PAGE EXTRACT section start

Postby admin » Wed May 15, 2019 11:31 pm

Acknowledgments

First and foremost, we would like to thank Ellen Adler for inviting us to write this book. We are tremendously grateful to her and to Jyothi Natarajan of The New Press both for the opportunity and for their generous help and advice.

Were it not for the twenty-year fight for a single-payer health program waged by Physicians for a National Health Program (PNHP), this volume would not have been written. We owe an enormous debt of gratitude to Oliver Fein, Joanne Landy, and Len Rodberg. In addition to their having contributed two of the chapters, they helped shape the book overall, identified potential contributors, and read and gave wonderful suggestions on much of the manuscript. Susan Moscou did a terrific edit of one of the chapters. Thanks to Steve Auerbach, Laura Boylan, Michelle Desanno, Debbie Feuerman, Elaine Fox, Ida Hellander, Robert Padgug, Carol Schneebaum, Betsy Todd, and Nick Unger for their guidance, research help, and suggestions. Thanks, too, to Stephen Kirkpatrick and the rest of the fabulous librarians at SUNY College at Old Westbury.

PAGE EXTRACT section end
INPUT DATA section start

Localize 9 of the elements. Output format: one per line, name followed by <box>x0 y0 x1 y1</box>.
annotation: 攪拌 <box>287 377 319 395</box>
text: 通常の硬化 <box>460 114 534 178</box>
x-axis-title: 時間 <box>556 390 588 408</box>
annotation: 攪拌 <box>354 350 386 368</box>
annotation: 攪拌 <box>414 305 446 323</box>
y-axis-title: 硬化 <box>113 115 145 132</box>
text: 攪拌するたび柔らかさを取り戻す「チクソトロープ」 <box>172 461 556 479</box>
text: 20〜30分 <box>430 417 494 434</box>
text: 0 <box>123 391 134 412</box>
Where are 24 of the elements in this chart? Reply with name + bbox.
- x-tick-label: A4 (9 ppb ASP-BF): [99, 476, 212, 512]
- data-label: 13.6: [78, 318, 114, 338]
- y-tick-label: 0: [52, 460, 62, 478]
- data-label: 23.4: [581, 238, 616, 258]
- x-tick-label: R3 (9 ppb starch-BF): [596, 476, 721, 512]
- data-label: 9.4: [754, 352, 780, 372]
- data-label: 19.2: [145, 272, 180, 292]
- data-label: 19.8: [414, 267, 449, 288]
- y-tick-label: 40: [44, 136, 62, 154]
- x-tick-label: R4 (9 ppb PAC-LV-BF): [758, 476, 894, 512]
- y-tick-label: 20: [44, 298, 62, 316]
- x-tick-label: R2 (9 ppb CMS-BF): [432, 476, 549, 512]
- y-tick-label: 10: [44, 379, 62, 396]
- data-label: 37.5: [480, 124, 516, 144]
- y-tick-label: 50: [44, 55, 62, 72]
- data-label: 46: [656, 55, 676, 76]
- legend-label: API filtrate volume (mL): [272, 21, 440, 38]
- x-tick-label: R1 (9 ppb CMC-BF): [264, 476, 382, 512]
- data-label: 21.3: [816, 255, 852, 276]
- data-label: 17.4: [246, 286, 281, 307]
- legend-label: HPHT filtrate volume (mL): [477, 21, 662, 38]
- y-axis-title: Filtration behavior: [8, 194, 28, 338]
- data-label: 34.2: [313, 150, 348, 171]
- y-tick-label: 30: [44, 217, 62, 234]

INPUT DATA section end

__PROMPT A__
Answer these from the acknowledgments, one per line:
(i) Who invited the authors to write the book?
(ii) How long had the fight for a single-payer health program waged by PNHP gone on?
(iii) Who did the edit of one of the chapters?
__PROMPT B__
Please repeat word for word the part of the acknowledgments starting with "First and foremost, we" and going on through "help and advice.".

__ANSWER SPACE A__
(i) Ellen Adler
(ii) Twenty years
(iii) Susan Moscou

__ANSWER SPACE B__
First and foremost, we would like to thank Ellen Adler for inviting us to write this book. We are tremendously grateful to her and to Jyothi Natarajan of The New Press both for the opportunity and for their generous help and advice.